___ Listed records
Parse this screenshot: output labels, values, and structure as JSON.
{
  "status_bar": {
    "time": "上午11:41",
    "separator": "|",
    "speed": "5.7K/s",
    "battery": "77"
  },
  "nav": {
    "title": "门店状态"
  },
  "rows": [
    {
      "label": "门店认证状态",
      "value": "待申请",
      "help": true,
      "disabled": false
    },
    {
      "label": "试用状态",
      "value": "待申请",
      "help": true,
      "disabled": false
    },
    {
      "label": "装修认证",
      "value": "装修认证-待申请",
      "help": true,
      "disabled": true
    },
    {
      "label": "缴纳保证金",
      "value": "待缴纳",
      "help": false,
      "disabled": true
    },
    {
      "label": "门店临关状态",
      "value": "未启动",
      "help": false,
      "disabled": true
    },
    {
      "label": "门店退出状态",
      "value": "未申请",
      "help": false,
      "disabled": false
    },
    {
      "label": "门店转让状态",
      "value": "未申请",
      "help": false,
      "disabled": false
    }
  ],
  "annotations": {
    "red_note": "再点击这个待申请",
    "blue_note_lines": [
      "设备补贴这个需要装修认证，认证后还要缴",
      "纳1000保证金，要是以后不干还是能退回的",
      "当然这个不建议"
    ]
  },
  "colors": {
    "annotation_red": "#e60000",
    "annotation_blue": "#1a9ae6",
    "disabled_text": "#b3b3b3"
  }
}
______
## Your objective
Each line of the material must be restated exactly.

## Solved problem
Parse this screenshot: output labels, values, and structure as JSON.
{
  "status_bar": {
    "time": "上午11:41",
    "separator": "|",
    "speed": "5.7K/s",
    "battery": "77"
  },
  "nav": {
    "title": "门店状态"
  },
  "rows": [
    {
      "label": "门店认证状态",
      "value": "待申请",
      "help": true,
      "disabled": false
    },
    {
      "label": "试用状态",
      "value": "待申请",
      "help": true,
      "disabled": false
    },
    {
      "label": "装修认证",
      "value": "装修认证-待申请",
      "help": true,
      "disabled": true
    },
    {
      "label": "缴纳保证金",
      "value": "待缴纳",
      "help": false,
      "disabled": true
    },
    {
      "label": "门店临关状态",
      "value": "未启动",
      "help": false,
      "disabled": true
    },
    {
      "label": "门店退出状态",
      "value": "未申请",
      "help": false,
      "disabled": false
    },
    {
      "label": "门店转让状态",
      "value": "未申请",
      "help": false,
      "disabled": false
    }
  ],
  "annotations": {
    "red_note": "再点击这个待申请",
    "blue_note_lines": [
      "设备补贴这个需要装修认证，认证后还要缴",
      "纳1000保证金，要是以后不干还是能退回的",
      "当然这个不建议"
    ]
  },
  "colors": {
    "annotation_red": "#e60000",
    "annotation_blue": "#1a9ae6",
    "disabled_text": "#b3b3b3"
  }
}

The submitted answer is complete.